▶ _YOUR OBJECTIVE_
Copy nothing but the text: reproduce each line of the listing exactly and leave the pictures out.
---+---
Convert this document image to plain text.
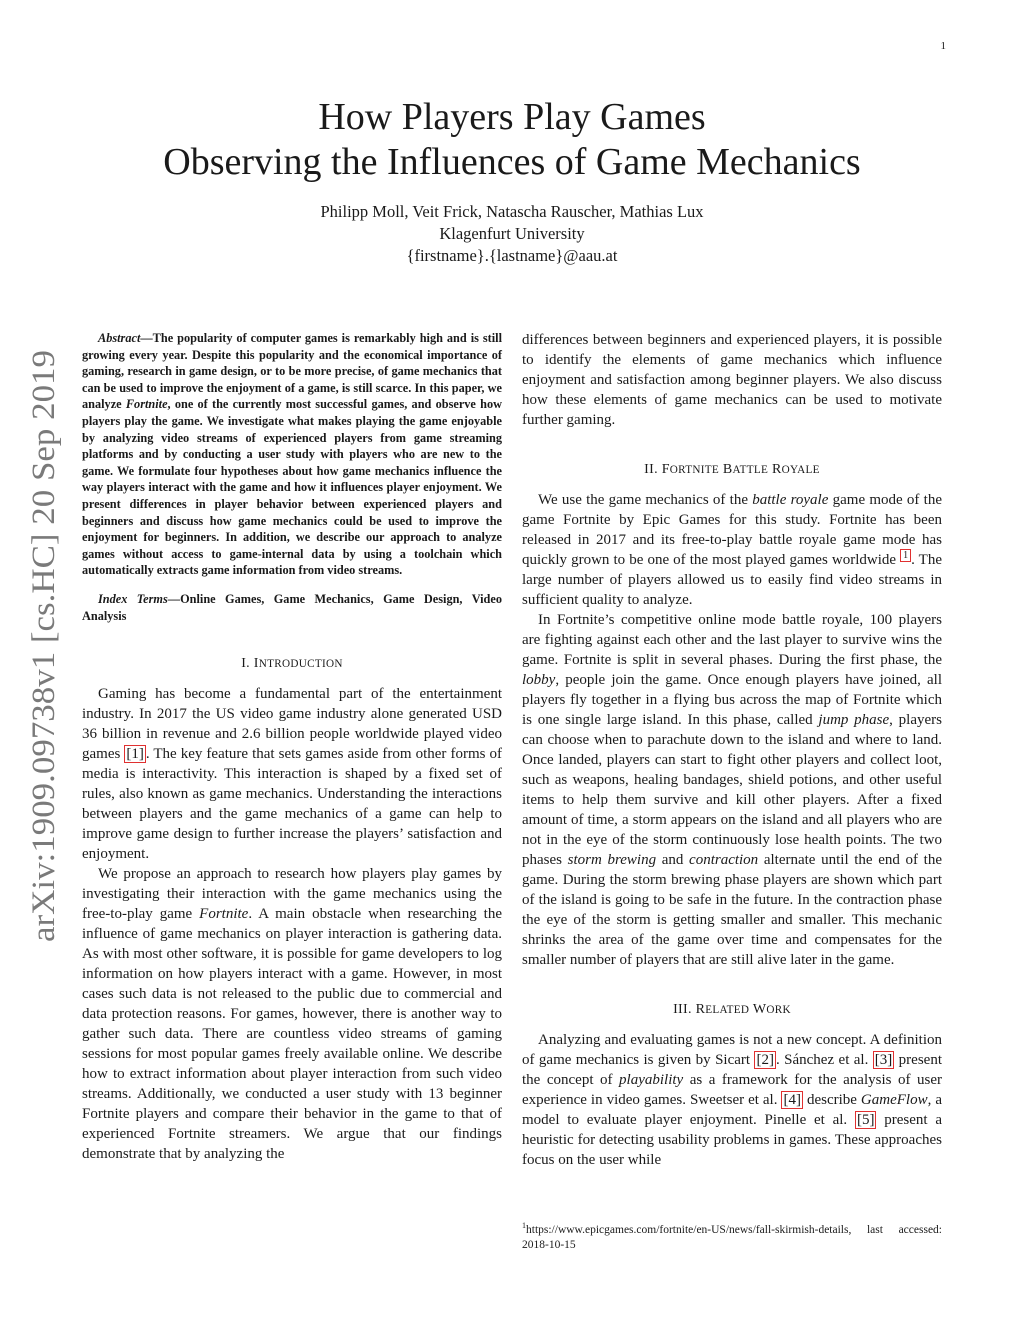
1
arXiv:1909.09738v1 [cs.HC] 20 Sep 2019
How Players Play Games
Observing the Influences of Game Mechanics
Philipp Moll, Veit Frick, Natascha Rauscher, Mathias Lux
Klagenfurt University
{firstname}.{lastname}@aau.at

Abstract—The popularity of computer games is remarkably high and is still growing every year. Despite this popularity and the economical importance of gaming, research in game design, or to be more precise, of game mechanics that can be used to improve the enjoyment of a game, is still scarce. In this paper, we analyze Fortnite, one of the currently most successful games, and observe how players play the game. We investigate what makes playing the game enjoyable by analyzing video streams of experienced players from game streaming platforms and by conducting a user study with players who are new to the game. We formulate four hypotheses about how game mechanics influence the way players interact with the game and how it influences player enjoyment. We present differences in player behavior between experienced players and beginners and discuss how game mechanics could be used to improve the enjoyment for beginners. In addition, we describe our approach to analyze games without access to game-internal data by using a toolchain which automatically extracts game information from video streams.

Index Terms—Online Games, Game Mechanics, Game Design, Video Analysis

I. INTRODUCTION

Gaming has become a fundamental part of the entertainment industry. In 2017 the US video game industry alone generated USD 36 billion in revenue and 2.6 billion people worldwide played video games [1] . The key feature that sets games aside from other forms of media is interactivity. This interaction is shaped by a fixed set of rules, also known as game mechanics. Understanding the interactions between players and the game mechanics of a game can help to improve game design to further increase the players’ satisfaction and enjoyment.

We propose an approach to research how players play games by investigating their interaction with the game mechanics using the free-to-play game Fortnite. A main obstacle when researching the influence of game mechanics on player interaction is gathering data. As with most other software, it is possible for game developers to log information on how players interact with a game. However, in most cases such data is not released to the public due to commercial and data protection reasons. For games, however, there is another way to gather such data. There are countless video streams of gaming sessions for most popular games freely available online. We describe how to extract information about player interaction from such video streams. Additionally, we conducted a user study with 13 beginner Fortnite players and compare their behavior in the game to that of experienced Fortnite streamers. We argue that our findings demonstrate that by analyzing the

differences between beginners and experienced players, it is possible to identify the elements of game mechanics which influence enjoyment and satisfaction among beginner players. We also discuss how these elements of game mechanics can be used to motivate further gaming.

II. FORTNITE BATTLE ROYALE

We use the game mechanics of the battle royale game mode of the game Fortnite by Epic Games for this study. Fortnite has been released in 2017 and its free-to-play battle royale game mode has quickly grown to be one of the most played games worldwide $^1$ . The large number of players allowed us to easily find video streams in sufficient quality to analyze.

In Fortnite’s competitive online mode battle royale, 100 players are fighting against each other and the last player to survive wins the game. Fortnite is split in several phases. During the first phase, the lobby, people join the game. Once enough players have joined, all players fly together in a flying bus across the map of Fortnite which is one single large island. In this phase, called jump phase, players can choose when to parachute down to the island and where to land. Once landed, players can start to fight other players and collect loot, such as weapons, healing bandages, shield potions, and other useful items to help them survive and kill other players. After a fixed amount of time, a storm appears on the island and all players who are not in the eye of the storm continuously lose health points. The two phases storm brewing and contraction alternate until the end of the game. During the storm brewing phase players are shown which part of the island is going to be safe in the future. In the contraction phase the eye of the storm is getting smaller and smaller. This mechanic shrinks the area of the game over time and compensates for the smaller number of players that are still alive later in the game.

III. RELATED WORK

Analyzing and evaluating games is not a new concept. A definition of game mechanics is given by Sicart [2] . Sánchez et al. [3] present the concept of playability as a framework for the analysis of user experience in video games. Sweetser et al. [4] describe GameFlow, a model to evaluate player enjoyment. Pinelle et al. [5] present a heuristic for detecting usability problems in games. These approaches focus on the user while

$^1$https://www.epicgames.com/fortnite/en-US/news/fall-skirmish-details, last accessed: 2018-10-15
---+---
▶ _ANSWER IN FULL_
Convert this document image to plain text.
1
arXiv:1909.09738v1 [cs.HC] 20 Sep 2019
How Players Play Games
Observing the Influences of Game Mechanics
Philipp Moll, Veit Frick, Natascha Rauscher, Mathias Lux
Klagenfurt University
{firstname}.{lastname}@aau.at

Abstract—The popularity of computer games is remarkably high and is still growing every year. Despite this popularity and the economical importance of gaming, research in game design, or to be more precise, of game mechanics that can be used to improve the enjoyment of a game, is still scarce. In this paper, we analyze Fortnite, one of the currently most successful games, and observe how players play the game. We investigate what makes playing the game enjoyable by analyzing video streams of experienced players from game streaming platforms and by conducting a user study with players who are new to the game. We formulate four hypotheses about how game mechanics influence the way players interact with the game and how it influences player enjoyment. We present differences in player behavior between experienced players and beginners and discuss how game mechanics could be used to improve the enjoyment for beginners. In addition, we describe our approach to analyze games without access to game-internal data by using a toolchain which automatically extracts game information from video streams.

Index Terms—Online Games, Game Mechanics, Game Design, Video Analysis

I. INTRODUCTION

Gaming has become a fundamental part of the entertainment industry. In 2017 the US video game industry alone generated USD 36 billion in revenue and 2.6 billion people worldwide played video games [1] . The key feature that sets games aside from other forms of media is interactivity. This interaction is shaped by a fixed set of rules, also known as game mechanics. Understanding the interactions between players and the game mechanics of a game can help to improve game design to further increase the players’ satisfaction and enjoyment.

We propose an approach to research how players play games by investigating their interaction with the game mechanics using the free-to-play game Fortnite. A main obstacle when researching the influence of game mechanics on player interaction is gathering data. As with most other software, it is possible for game developers to log information on how players interact with a game. However, in most cases such data is not released to the public due to commercial and data protection reasons. For games, however, there is another way to gather such data. There are countless video streams of gaming sessions for most popular games freely available online. We describe how to extract information about player interaction from such video streams. Additionally, we conducted a user study with 13 beginner Fortnite players and compare their behavior in the game to that of experienced Fortnite streamers. We argue that our findings demonstrate that by analyzing the

differences between beginners and experienced players, it is possible to identify the elements of game mechanics which influence enjoyment and satisfaction among beginner players. We also discuss how these elements of game mechanics can be used to motivate further gaming.

II. FORTNITE BATTLE ROYALE

We use the game mechanics of the battle royale game mode of the game Fortnite by Epic Games for this study. Fortnite has been released in 2017 and its free-to-play battle royale game mode has quickly grown to be one of the most played games worldwide $^1$ . The large number of players allowed us to easily find video streams in sufficient quality to analyze.

In Fortnite’s competitive online mode battle royale, 100 players are fighting against each other and the last player to survive wins the game. Fortnite is split in several phases. During the first phase, the lobby, people join the game. Once enough players have joined, all players fly together in a flying bus across the map of Fortnite which is one single large island. In this phase, called jump phase, players can choose when to parachute down to the island and where to land. Once landed, players can start to fight other players and collect loot, such as weapons, healing bandages, shield potions, and other useful items to help them survive and kill other players. After a fixed amount of time, a storm appears on the island and all players who are not in the eye of the storm continuously lose health points. The two phases storm brewing and contraction alternate until the end of the game. During the storm brewing phase players are shown which part of the island is going to be safe in the future. In the contraction phase the eye of the storm is getting smaller and smaller. This mechanic shrinks the area of the game over time and compensates for the smaller number of players that are still alive later in the game.

III. RELATED WORK

Analyzing and evaluating games is not a new concept. A definition of game mechanics is given by Sicart [2] . Sánchez et al. [3] present the concept of playability as a framework for the analysis of user experience in video games. Sweetser et al. [4] describe GameFlow, a model to evaluate player enjoyment. Pinelle et al. [5] present a heuristic for detecting usability problems in games. These approaches focus on the user while

$^1$https://www.epicgames.com/fortnite/en-US/news/fall-skirmish-details, last accessed: 2018-10-15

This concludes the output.